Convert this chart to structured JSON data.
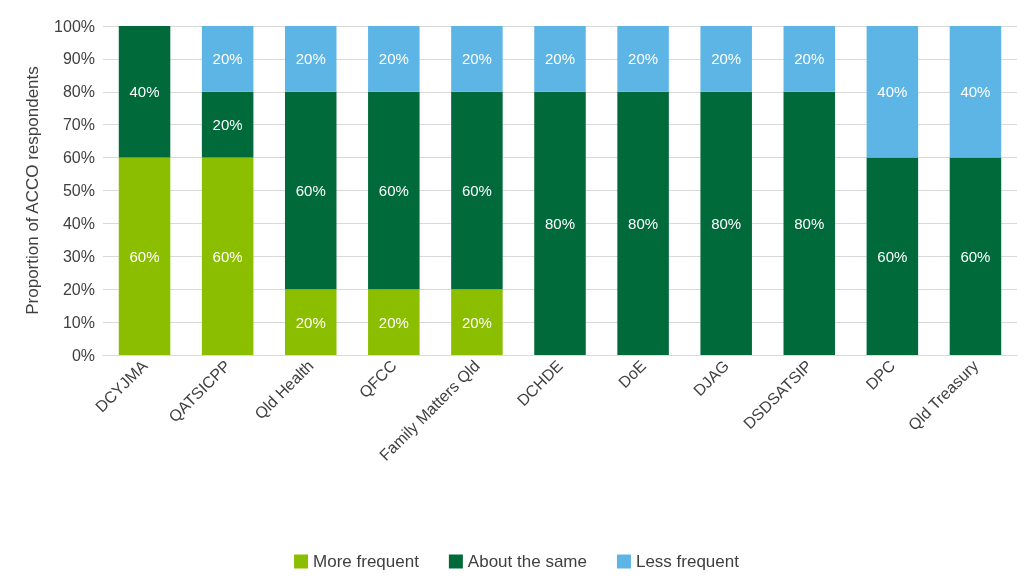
{
  "chart_data": {
    "type": "bar",
    "stacked": true,
    "ylabel": "Proportion of ACCO respondents",
    "categories": [
      "DCYJMA",
      "QATSICPP",
      "Qld Health",
      "QFCC",
      "Family Matters Qld",
      "DCHDE",
      "DoE",
      "DJAG",
      "DSDSATSIP",
      "DPC",
      "Qld Treasury"
    ],
    "series": [
      {
        "name": "More frequent",
        "color": "#8cbe00",
        "values": [
          60,
          60,
          20,
          20,
          20,
          0,
          0,
          0,
          0,
          0,
          0
        ],
        "value_labels": [
          "60%",
          "60%",
          "20%",
          "20%",
          "20%",
          null,
          null,
          null,
          null,
          null,
          null
        ]
      },
      {
        "name": "About the same",
        "color": "#006a3b",
        "values": [
          40,
          20,
          60,
          60,
          60,
          80,
          80,
          80,
          80,
          60,
          60
        ],
        "value_labels": [
          "40%",
          "20%",
          "60%",
          "60%",
          "60%",
          "80%",
          "80%",
          "80%",
          "80%",
          "60%",
          "60%"
        ]
      },
      {
        "name": "Less frequent",
        "color": "#5db5e6",
        "values": [
          0,
          20,
          20,
          20,
          20,
          20,
          20,
          20,
          20,
          40,
          40
        ],
        "value_labels": [
          null,
          "20%",
          "20%",
          "20%",
          "20%",
          "20%",
          "20%",
          "20%",
          "20%",
          "40%",
          "40%"
        ]
      }
    ],
    "ylim": [
      0,
      100
    ],
    "yticks": [
      {
        "value": 0,
        "label": "0%"
      },
      {
        "value": 10,
        "label": "10%"
      },
      {
        "value": 20,
        "label": "20%"
      },
      {
        "value": 30,
        "label": "30%"
      },
      {
        "value": 40,
        "label": "40%"
      },
      {
        "value": 50,
        "label": "50%"
      },
      {
        "value": 60,
        "label": "60%"
      },
      {
        "value": 70,
        "label": "70%"
      },
      {
        "value": 80,
        "label": "80%"
      },
      {
        "value": 90,
        "label": "90%"
      },
      {
        "value": 100,
        "label": "100%"
      }
    ],
    "grid": "y",
    "legend": "bottom"
  }
}
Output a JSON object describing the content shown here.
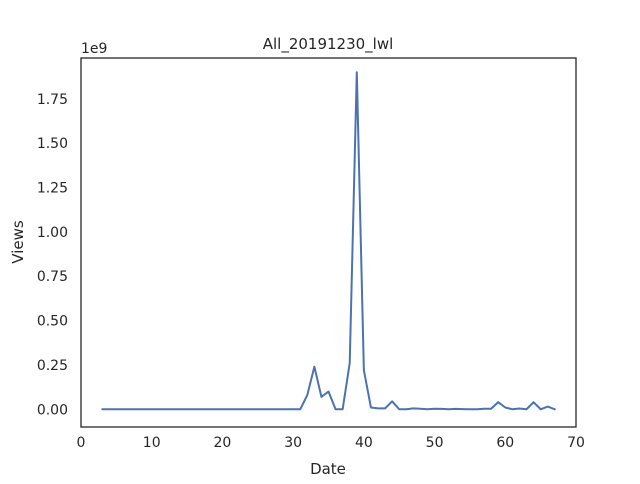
{
  "chart_data": {
    "type": "line",
    "title": "All_20191230_lwl",
    "xlabel": "Date",
    "ylabel": "Views",
    "y_offset_label": "1e9",
    "xlim": [
      0,
      70
    ],
    "ylim": [
      -0.1,
      1.98
    ],
    "x_ticks": [
      0,
      10,
      20,
      30,
      40,
      50,
      60,
      70
    ],
    "x_tick_labels": [
      "0",
      "10",
      "20",
      "30",
      "40",
      "50",
      "60",
      "70"
    ],
    "y_ticks": [
      0.0,
      0.25,
      0.5,
      0.75,
      1.0,
      1.25,
      1.5,
      1.75
    ],
    "y_tick_labels": [
      "0.00",
      "0.25",
      "0.50",
      "0.75",
      "1.00",
      "1.25",
      "1.50",
      "1.75"
    ],
    "grid": false,
    "line_color": "#4c72b0",
    "series": [
      {
        "x": [
          3,
          4,
          5,
          6,
          7,
          8,
          9,
          10,
          11,
          12,
          13,
          14,
          15,
          16,
          17,
          18,
          19,
          20,
          21,
          22,
          23,
          24,
          25,
          26,
          27,
          28,
          29,
          30,
          31,
          32,
          33,
          34,
          35,
          36,
          37,
          38,
          39,
          40,
          41,
          42,
          43,
          44,
          45,
          46,
          47,
          48,
          49,
          50,
          51,
          52,
          53,
          54,
          55,
          56,
          57,
          58,
          59,
          60,
          61,
          62,
          63,
          64,
          65,
          66,
          67
        ],
        "values": [
          0,
          0,
          0,
          0,
          0,
          0,
          0,
          0,
          0,
          0,
          0,
          0,
          0,
          0,
          0,
          0,
          0,
          0,
          0,
          0,
          0,
          0,
          0,
          0,
          0,
          0,
          0,
          0,
          0,
          0.08,
          0.24,
          0.07,
          0.1,
          0.0,
          0.0,
          0.26,
          1.9,
          0.22,
          0.01,
          0.005,
          0.005,
          0.045,
          0.0,
          0.0,
          0.005,
          0.003,
          0.0,
          0.003,
          0.002,
          0.0,
          0.002,
          0.001,
          0.0,
          0.0,
          0.003,
          0.003,
          0.04,
          0.01,
          0.0,
          0.004,
          0.0,
          0.04,
          0.0,
          0.015,
          0.0
        ]
      }
    ]
  }
}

■ **What the task requires**: Copy the data word for word. Pictures do not go in the copy.

■ **Output below**:
Convert this chart to structured JSON data.
{
  "chart_data": {
    "type": "bar",
    "stacked": true,
    "ylabel": "Proportion of ACCO respondents",
    "categories": [
      "DCYJMA",
      "QATSICPP",
      "Qld Health",
      "QFCC",
      "Family Matters Qld",
      "DCHDE",
      "DoE",
      "DJAG",
      "DSDSATSIP",
      "DPC",
      "Qld Treasury"
    ],
    "series": [
      {
        "name": "More frequent",
        "color": "#8cbe00",
        "values": [
          60,
          60,
          20,
          20,
          20,
          0,
          0,
          0,
          0,
          0,
          0
        ],
        "value_labels": [
          "60%",
          "60%",
          "20%",
          "20%",
          "20%",
          null,
          null,
          null,
          null,
          null,
          null
        ]
      },
      {
        "name": "About the same",
        "color": "#006a3b",
        "values": [
          40,
          20,
          60,
          60,
          60,
          80,
          80,
          80,
          80,
          60,
          60
        ],
        "value_labels": [
          "40%",
          "20%",
          "60%",
          "60%",
          "60%",
          "80%",
          "80%",
          "80%",
          "80%",
          "60%",
          "60%"
        ]
      },
      {
        "name": "Less frequent",
        "color": "#5db5e6",
        "values": [
          0,
          20,
          20,
          20,
          20,
          20,
          20,
          20,
          20,
          40,
          40
        ],
        "value_labels": [
          null,
          "20%",
          "20%",
          "20%",
          "20%",
          "20%",
          "20%",
          "20%",
          "20%",
          "40%",
          "40%"
        ]
      }
    ],
    "ylim": [
      0,
      100
    ],
    "yticks": [
      {
        "value": 0,
        "label": "0%"
      },
      {
        "value": 10,
        "label": "10%"
      },
      {
        "value": 20,
        "label": "20%"
      },
      {
        "value": 30,
        "label": "30%"
      },
      {
        "value": 40,
        "label": "40%"
      },
      {
        "value": 50,
        "label": "50%"
      },
      {
        "value": 60,
        "label": "60%"
      },
      {
        "value": 70,
        "label": "70%"
      },
      {
        "value": 80,
        "label": "80%"
      },
      {
        "value": 90,
        "label": "90%"
      },
      {
        "value": 100,
        "label": "100%"
      }
    ],
    "grid": "y",
    "legend": "bottom"
  }
}
Output a JSON object describing the content shown here.
{
  "chart_data": {
    "type": "line",
    "title": "All_20191230_lwl",
    "xlabel": "Date",
    "ylabel": "Views",
    "y_offset_label": "1e9",
    "xlim": [
      0,
      70
    ],
    "ylim": [
      -0.1,
      1.98
    ],
    "x_ticks": [
      0,
      10,
      20,
      30,
      40,
      50,
      60,
      70
    ],
    "x_tick_labels": [
      "0",
      "10",
      "20",
      "30",
      "40",
      "50",
      "60",
      "70"
    ],
    "y_ticks": [
      0.0,
      0.25,
      0.5,
      0.75,
      1.0,
      1.25,
      1.5,
      1.75
    ],
    "y_tick_labels": [
      "0.00",
      "0.25",
      "0.50",
      "0.75",
      "1.00",
      "1.25",
      "1.50",
      "1.75"
    ],
    "grid": false,
    "line_color": "#4c72b0",
    "series": [
      {
        "x": [
          3,
          4,
          5,
          6,
          7,
          8,
          9,
          10,
          11,
          12,
          13,
          14,
          15,
          16,
          17,
          18,
          19,
          20,
          21,
          22,
          23,
          24,
          25,
          26,
          27,
          28,
          29,
          30,
          31,
          32,
          33,
          34,
          35,
          36,
          37,
          38,
          39,
          40,
          41,
          42,
          43,
          44,
          45,
          46,
          47,
          48,
          49,
          50,
          51,
          52,
          53,
          54,
          55,
          56,
          57,
          58,
          59,
          60,
          61,
          62,
          63,
          64,
          65,
          66,
          67
        ],
        "values": [
          0,
          0,
          0,
          0,
          0,
          0,
          0,
          0,
          0,
          0,
          0,
          0,
          0,
          0,
          0,
          0,
          0,
          0,
          0,
          0,
          0,
          0,
          0,
          0,
          0,
          0,
          0,
          0,
          0,
          0.08,
          0.24,
          0.07,
          0.1,
          0.0,
          0.0,
          0.26,
          1.9,
          0.22,
          0.01,
          0.005,
          0.005,
          0.045,
          0.0,
          0.0,
          0.005,
          0.003,
          0.0,
          0.003,
          0.002,
          0.0,
          0.002,
          0.001,
          0.0,
          0.0,
          0.003,
          0.003,
          0.04,
          0.01,
          0.0,
          0.004,
          0.0,
          0.04,
          0.0,
          0.015,
          0.0
        ]
      }
    ]
  }
}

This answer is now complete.